◆ What to produce ◆
Copy each line where the word "horizontal" occurs.

— START Exercise input —

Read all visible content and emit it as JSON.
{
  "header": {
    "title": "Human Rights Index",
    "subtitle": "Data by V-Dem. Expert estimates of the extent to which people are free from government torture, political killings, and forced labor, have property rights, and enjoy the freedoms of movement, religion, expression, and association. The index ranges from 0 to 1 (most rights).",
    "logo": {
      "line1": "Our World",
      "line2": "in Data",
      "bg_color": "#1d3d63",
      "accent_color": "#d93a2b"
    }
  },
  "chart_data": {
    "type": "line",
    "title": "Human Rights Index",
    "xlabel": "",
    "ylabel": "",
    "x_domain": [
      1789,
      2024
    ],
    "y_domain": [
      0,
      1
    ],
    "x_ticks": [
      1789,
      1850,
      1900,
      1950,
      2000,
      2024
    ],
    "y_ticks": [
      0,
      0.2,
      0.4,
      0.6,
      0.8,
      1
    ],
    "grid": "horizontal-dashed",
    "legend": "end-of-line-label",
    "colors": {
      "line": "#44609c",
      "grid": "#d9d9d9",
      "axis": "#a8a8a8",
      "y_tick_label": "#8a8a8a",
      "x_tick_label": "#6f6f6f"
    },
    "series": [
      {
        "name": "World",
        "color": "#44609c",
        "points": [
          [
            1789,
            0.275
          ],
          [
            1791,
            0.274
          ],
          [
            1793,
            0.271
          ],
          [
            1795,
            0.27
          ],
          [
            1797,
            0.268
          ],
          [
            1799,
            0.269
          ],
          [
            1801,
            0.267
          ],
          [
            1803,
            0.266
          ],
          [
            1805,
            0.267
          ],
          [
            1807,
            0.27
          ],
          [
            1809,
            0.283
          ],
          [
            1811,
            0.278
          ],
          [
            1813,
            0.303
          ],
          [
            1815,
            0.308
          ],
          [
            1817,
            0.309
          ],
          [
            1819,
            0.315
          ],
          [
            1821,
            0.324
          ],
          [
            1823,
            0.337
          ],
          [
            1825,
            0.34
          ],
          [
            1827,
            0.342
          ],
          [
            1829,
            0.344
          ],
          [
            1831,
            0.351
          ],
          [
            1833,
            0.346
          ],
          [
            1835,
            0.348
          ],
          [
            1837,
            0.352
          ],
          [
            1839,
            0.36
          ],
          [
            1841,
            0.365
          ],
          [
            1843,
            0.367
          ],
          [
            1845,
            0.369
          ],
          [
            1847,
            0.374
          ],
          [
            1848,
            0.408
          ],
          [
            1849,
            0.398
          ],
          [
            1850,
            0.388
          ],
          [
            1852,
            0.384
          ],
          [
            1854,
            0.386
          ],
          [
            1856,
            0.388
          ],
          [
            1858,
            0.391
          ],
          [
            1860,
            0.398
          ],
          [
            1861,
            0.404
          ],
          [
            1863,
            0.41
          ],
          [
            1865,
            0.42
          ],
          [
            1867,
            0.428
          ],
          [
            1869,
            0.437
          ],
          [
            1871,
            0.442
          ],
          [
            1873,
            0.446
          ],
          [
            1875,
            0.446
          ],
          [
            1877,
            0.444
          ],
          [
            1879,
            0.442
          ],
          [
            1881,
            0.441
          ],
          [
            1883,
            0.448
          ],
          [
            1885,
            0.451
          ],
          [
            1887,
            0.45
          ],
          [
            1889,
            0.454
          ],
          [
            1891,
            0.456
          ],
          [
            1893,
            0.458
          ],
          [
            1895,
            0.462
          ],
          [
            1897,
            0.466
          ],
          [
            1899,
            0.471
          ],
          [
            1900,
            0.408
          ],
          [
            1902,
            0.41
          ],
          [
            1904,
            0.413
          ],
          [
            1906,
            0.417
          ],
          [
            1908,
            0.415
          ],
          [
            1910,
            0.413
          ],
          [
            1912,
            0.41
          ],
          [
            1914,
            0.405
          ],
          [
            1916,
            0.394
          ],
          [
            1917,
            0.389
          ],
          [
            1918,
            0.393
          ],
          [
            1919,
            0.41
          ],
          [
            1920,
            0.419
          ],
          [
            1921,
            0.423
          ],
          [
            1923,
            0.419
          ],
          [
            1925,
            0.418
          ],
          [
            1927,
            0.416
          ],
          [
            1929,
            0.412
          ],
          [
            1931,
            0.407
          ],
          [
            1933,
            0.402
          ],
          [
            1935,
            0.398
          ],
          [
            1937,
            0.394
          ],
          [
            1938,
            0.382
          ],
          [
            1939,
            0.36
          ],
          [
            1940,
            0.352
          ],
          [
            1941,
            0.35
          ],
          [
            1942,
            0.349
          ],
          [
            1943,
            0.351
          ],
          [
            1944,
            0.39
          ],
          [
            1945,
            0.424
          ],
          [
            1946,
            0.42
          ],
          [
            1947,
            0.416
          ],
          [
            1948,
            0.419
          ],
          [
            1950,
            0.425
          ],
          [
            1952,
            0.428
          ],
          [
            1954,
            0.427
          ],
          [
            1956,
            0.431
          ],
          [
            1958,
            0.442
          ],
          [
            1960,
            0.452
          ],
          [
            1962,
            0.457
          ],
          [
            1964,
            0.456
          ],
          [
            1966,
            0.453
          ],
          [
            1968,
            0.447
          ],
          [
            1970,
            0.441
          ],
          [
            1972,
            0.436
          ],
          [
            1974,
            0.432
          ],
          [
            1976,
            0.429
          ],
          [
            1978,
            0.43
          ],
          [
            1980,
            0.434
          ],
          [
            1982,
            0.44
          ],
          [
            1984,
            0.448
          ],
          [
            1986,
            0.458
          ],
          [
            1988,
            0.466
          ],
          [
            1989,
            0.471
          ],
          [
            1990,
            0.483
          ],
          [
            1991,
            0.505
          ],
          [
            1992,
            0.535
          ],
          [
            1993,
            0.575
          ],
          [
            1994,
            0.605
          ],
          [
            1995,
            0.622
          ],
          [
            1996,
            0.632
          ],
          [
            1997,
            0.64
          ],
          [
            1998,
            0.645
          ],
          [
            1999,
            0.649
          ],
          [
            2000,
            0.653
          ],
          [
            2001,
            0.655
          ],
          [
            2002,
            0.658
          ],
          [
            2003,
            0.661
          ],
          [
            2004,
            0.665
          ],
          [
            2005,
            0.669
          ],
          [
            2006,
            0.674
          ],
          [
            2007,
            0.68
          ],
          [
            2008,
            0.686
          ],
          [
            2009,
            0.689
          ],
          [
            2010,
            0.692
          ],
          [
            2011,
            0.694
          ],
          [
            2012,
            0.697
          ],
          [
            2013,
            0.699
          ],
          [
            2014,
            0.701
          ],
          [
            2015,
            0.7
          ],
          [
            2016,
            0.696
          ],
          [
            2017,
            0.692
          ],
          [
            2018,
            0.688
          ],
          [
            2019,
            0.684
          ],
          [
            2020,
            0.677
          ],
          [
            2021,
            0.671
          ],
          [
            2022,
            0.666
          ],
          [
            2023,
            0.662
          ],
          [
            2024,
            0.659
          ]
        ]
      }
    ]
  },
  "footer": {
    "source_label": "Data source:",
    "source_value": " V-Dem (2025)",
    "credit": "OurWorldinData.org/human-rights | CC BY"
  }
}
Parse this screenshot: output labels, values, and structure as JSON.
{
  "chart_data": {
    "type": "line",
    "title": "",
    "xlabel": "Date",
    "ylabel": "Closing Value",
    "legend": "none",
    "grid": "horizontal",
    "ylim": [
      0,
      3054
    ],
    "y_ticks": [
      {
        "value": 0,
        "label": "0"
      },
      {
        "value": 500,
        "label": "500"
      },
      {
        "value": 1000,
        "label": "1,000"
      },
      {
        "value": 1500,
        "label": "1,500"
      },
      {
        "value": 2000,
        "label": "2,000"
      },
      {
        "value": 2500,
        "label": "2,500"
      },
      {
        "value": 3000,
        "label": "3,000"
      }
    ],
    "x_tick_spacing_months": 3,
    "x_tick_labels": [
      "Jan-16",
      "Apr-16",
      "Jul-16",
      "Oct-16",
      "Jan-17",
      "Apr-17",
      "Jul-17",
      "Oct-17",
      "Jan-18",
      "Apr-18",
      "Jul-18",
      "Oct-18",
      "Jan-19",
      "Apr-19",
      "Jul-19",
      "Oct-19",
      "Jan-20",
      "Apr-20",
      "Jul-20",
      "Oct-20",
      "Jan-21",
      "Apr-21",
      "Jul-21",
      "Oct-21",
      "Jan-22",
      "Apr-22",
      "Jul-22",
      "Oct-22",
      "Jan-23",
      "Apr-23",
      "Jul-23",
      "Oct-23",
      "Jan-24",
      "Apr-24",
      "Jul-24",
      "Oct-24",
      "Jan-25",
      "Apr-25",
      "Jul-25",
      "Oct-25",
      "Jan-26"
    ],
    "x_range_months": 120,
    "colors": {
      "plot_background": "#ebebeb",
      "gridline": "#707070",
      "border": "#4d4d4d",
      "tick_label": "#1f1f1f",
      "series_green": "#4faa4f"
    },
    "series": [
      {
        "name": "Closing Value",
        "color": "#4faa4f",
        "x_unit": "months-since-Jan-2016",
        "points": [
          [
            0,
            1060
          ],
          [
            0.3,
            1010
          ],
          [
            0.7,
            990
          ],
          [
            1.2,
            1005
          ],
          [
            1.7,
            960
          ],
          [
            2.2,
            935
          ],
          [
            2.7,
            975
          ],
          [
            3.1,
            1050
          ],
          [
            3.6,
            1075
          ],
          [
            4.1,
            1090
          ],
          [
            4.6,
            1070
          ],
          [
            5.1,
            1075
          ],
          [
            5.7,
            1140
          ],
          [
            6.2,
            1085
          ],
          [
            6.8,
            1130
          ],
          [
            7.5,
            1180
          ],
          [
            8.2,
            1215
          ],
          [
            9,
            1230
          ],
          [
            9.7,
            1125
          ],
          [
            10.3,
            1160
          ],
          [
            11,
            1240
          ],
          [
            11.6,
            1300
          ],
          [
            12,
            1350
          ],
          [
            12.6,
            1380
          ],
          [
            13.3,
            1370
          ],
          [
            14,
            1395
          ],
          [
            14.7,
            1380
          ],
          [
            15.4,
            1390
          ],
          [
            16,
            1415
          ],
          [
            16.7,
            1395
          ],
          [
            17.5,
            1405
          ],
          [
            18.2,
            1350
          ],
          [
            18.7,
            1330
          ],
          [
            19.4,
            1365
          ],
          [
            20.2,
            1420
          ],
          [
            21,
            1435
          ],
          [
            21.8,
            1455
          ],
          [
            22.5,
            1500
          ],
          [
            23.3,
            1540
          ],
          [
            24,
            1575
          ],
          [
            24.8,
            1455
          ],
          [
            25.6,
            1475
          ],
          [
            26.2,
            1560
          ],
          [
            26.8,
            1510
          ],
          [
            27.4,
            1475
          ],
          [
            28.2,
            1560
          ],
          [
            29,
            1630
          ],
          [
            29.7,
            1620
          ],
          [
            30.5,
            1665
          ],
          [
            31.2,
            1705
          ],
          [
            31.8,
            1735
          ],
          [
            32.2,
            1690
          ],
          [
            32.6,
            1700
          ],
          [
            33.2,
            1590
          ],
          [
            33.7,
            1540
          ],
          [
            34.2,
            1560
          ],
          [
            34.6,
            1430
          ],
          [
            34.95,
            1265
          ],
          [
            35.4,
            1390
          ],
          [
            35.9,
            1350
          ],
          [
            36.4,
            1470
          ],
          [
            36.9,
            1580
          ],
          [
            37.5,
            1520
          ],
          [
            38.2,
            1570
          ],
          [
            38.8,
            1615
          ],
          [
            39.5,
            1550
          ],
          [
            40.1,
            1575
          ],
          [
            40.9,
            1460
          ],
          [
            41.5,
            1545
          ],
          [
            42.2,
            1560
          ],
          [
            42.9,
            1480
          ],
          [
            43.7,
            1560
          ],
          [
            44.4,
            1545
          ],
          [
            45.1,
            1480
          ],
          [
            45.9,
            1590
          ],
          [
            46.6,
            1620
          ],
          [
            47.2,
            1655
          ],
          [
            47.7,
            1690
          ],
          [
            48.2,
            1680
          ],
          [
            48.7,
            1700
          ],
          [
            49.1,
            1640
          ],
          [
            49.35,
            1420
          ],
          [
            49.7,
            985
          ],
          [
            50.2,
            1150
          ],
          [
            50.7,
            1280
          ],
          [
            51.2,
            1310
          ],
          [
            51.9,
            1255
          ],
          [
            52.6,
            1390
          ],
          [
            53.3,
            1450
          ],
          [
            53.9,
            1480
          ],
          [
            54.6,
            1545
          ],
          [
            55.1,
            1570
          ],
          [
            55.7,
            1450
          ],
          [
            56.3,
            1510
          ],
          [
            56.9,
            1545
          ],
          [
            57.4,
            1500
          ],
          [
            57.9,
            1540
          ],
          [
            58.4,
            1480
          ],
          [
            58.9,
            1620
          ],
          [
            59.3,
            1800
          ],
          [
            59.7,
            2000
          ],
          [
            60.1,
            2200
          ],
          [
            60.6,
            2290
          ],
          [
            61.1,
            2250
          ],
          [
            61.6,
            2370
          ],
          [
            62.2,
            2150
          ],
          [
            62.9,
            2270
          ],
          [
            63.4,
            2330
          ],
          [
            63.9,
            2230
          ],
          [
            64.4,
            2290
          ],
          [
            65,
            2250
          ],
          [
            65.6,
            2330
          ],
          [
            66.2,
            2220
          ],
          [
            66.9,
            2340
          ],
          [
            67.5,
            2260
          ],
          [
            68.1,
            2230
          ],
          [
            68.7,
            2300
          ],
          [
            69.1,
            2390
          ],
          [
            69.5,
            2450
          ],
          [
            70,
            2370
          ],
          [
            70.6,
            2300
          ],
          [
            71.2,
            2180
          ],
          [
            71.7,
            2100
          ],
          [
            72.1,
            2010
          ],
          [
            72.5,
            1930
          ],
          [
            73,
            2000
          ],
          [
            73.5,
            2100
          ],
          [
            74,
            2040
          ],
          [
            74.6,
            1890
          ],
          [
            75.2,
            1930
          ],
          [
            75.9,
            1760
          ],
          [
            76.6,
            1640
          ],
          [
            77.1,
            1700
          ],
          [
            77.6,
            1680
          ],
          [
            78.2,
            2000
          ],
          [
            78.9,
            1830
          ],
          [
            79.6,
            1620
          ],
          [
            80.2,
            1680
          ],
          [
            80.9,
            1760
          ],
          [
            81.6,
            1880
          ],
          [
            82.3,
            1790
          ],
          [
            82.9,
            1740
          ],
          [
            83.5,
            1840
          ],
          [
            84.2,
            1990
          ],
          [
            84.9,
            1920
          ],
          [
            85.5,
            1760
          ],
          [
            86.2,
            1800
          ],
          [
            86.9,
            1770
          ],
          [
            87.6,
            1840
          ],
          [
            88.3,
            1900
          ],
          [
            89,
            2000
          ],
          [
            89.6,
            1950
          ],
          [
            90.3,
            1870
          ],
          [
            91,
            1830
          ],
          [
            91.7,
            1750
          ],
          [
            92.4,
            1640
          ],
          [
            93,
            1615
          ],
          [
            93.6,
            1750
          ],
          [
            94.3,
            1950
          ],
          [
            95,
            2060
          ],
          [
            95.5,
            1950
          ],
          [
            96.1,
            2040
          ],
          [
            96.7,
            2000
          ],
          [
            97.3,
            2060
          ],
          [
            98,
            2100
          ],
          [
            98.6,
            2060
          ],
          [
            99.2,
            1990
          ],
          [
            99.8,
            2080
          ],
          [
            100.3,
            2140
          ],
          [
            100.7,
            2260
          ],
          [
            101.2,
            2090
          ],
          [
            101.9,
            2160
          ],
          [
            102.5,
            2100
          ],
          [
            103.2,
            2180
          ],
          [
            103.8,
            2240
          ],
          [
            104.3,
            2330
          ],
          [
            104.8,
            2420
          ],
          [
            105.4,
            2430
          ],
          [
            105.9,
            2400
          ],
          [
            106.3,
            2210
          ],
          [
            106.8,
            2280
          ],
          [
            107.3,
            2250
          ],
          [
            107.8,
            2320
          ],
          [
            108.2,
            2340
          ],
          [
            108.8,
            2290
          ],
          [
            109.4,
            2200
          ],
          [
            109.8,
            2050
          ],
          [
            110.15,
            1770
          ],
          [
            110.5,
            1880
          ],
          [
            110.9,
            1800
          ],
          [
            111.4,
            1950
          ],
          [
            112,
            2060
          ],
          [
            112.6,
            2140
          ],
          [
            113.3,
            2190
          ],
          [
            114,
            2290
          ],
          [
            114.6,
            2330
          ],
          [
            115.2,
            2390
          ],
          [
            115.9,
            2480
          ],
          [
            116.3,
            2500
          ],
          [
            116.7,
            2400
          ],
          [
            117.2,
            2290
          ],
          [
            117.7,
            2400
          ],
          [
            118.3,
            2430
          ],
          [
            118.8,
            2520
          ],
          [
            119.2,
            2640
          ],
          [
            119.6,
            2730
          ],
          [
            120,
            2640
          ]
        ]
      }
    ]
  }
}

— END Exercise input —

◆ Task solution ◆
    "grid": "horizontal-dashed",
    "grid": "horizontal",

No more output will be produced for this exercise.